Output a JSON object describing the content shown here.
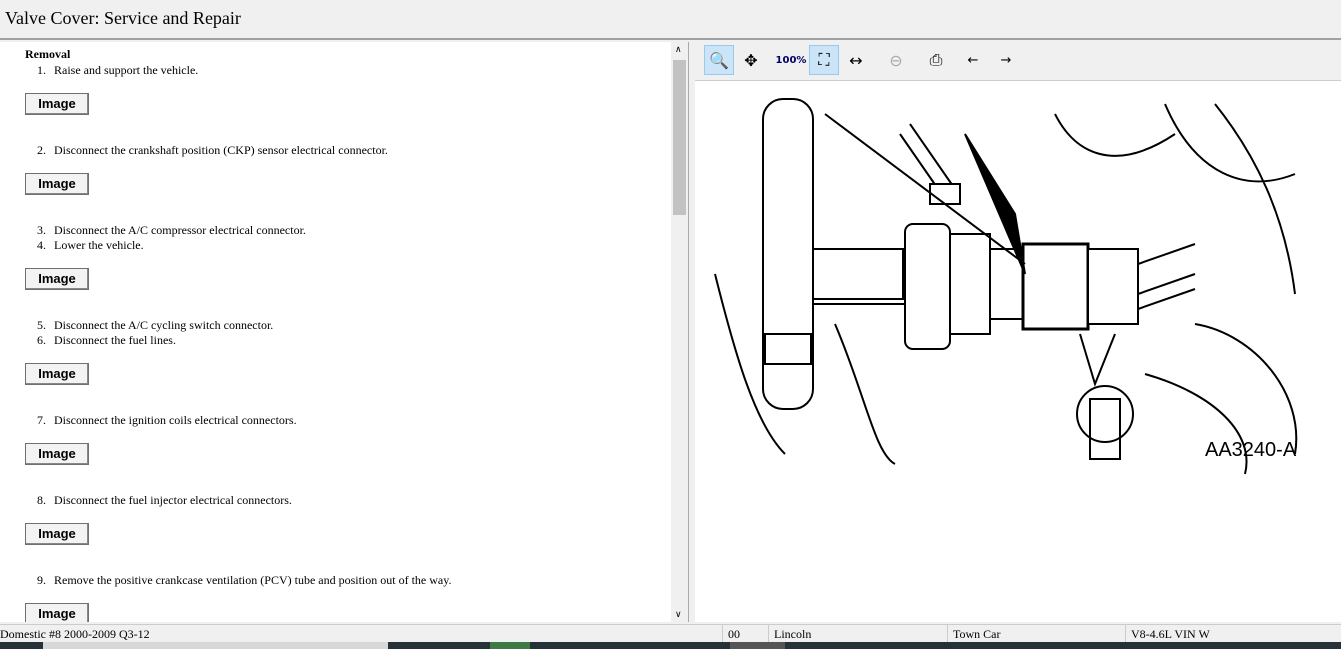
{
  "title": "Valve Cover:  Service and Repair",
  "section": "Removal",
  "image_label": "Image",
  "steps": [
    {
      "n": "1.",
      "t": "Raise and support the vehicle."
    },
    {
      "n": "2.",
      "t": "Disconnect the crankshaft position (CKP) sensor electrical connector."
    },
    {
      "n": "3.",
      "t": "Disconnect the A/C compressor electrical connector."
    },
    {
      "n": "4.",
      "t": "Lower the vehicle."
    },
    {
      "n": "5.",
      "t": "Disconnect the A/C cycling switch connector."
    },
    {
      "n": "6.",
      "t": "Disconnect the fuel lines."
    },
    {
      "n": "7.",
      "t": "Disconnect the ignition coils electrical connectors."
    },
    {
      "n": "8.",
      "t": "Disconnect the fuel injector electrical connectors."
    },
    {
      "n": "9.",
      "t": "Remove the positive crankcase ventilation (PCV) tube and position out of the way."
    }
  ],
  "toolbar": [
    "zoom-in",
    "pan",
    "actual-size",
    "fit",
    "zoom-width",
    "zoom-out",
    "print",
    "previous-image",
    "next-image"
  ],
  "figure_label": "AA3240-A",
  "status": {
    "database": "Domestic #8 2000-2009 Q3-12",
    "code": "00",
    "make": "Lincoln",
    "model": "Town Car",
    "engine": "V8-4.6L VIN W"
  }
}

::::::::

Do this
Copy out every line of the listing that contains the string "electrical".

Task response
      "t": "Disconnect the crankshaft position (CKP) sensor electrical connector."
      "t": "Disconnect the A/C compressor electrical connector."
      "t": "Disconnect the ignition coils electrical connectors."
      "t": "Disconnect the fuel injector electrical connectors."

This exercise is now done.